Dataset entries
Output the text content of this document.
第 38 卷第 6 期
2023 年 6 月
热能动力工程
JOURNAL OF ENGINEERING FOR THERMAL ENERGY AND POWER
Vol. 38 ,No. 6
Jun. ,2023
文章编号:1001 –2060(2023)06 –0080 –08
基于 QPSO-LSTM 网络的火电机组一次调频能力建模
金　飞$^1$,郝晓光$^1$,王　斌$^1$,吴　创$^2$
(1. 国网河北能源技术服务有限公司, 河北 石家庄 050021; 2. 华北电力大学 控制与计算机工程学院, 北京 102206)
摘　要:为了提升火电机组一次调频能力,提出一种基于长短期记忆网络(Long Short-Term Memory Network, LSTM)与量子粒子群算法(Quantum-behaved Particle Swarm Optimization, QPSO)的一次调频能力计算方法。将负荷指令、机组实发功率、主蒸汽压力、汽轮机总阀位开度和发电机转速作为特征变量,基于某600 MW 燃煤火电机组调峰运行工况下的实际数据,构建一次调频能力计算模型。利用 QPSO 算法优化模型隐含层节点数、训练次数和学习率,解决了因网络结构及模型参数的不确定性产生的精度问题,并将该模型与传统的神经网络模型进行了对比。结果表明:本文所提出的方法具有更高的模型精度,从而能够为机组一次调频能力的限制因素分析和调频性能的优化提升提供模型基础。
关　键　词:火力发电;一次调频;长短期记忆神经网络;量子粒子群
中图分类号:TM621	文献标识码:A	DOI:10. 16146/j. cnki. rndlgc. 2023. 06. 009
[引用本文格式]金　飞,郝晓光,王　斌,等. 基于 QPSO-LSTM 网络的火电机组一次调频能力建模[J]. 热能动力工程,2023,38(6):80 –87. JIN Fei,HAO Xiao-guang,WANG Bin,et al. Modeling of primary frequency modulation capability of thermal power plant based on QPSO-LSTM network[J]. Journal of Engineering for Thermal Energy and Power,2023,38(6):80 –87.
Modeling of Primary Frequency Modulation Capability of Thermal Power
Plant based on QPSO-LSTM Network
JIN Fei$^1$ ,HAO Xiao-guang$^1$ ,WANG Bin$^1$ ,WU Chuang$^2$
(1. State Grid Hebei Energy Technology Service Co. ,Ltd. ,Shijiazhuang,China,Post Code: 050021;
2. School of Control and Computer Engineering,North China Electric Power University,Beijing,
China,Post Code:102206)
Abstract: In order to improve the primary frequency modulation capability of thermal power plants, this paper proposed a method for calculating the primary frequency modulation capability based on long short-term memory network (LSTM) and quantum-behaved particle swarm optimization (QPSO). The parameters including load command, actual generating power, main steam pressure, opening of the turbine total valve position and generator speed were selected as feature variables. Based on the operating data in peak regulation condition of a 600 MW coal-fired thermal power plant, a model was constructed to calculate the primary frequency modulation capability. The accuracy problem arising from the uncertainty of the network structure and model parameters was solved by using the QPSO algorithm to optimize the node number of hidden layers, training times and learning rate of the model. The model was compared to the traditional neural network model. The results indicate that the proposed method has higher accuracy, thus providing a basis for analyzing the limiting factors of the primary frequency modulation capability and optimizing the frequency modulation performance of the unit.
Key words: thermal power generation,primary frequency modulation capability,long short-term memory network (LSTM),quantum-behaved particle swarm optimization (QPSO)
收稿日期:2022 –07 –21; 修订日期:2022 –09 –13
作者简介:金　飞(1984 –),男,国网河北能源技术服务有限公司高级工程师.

* EXERCISE DESCRIPTION *
Filter the data, keeping only the lines that contain "热能动力工程".

* ANSWER *
热能动力工程
[引用本文格式]金　飞,郝晓光,王　斌,等. 基于 QPSO-LSTM 网络的火电机组一次调频能力建模[J]. 热能动力工程,2023,38(6):80 –87. JIN Fei,HAO Xiao-guang,WANG Bin,et al. Modeling of primary frequency modulation capability of thermal power plant based on QPSO-LSTM network[J]. Journal of Engineering for Thermal Energy and Power,2023,38(6):80 –87.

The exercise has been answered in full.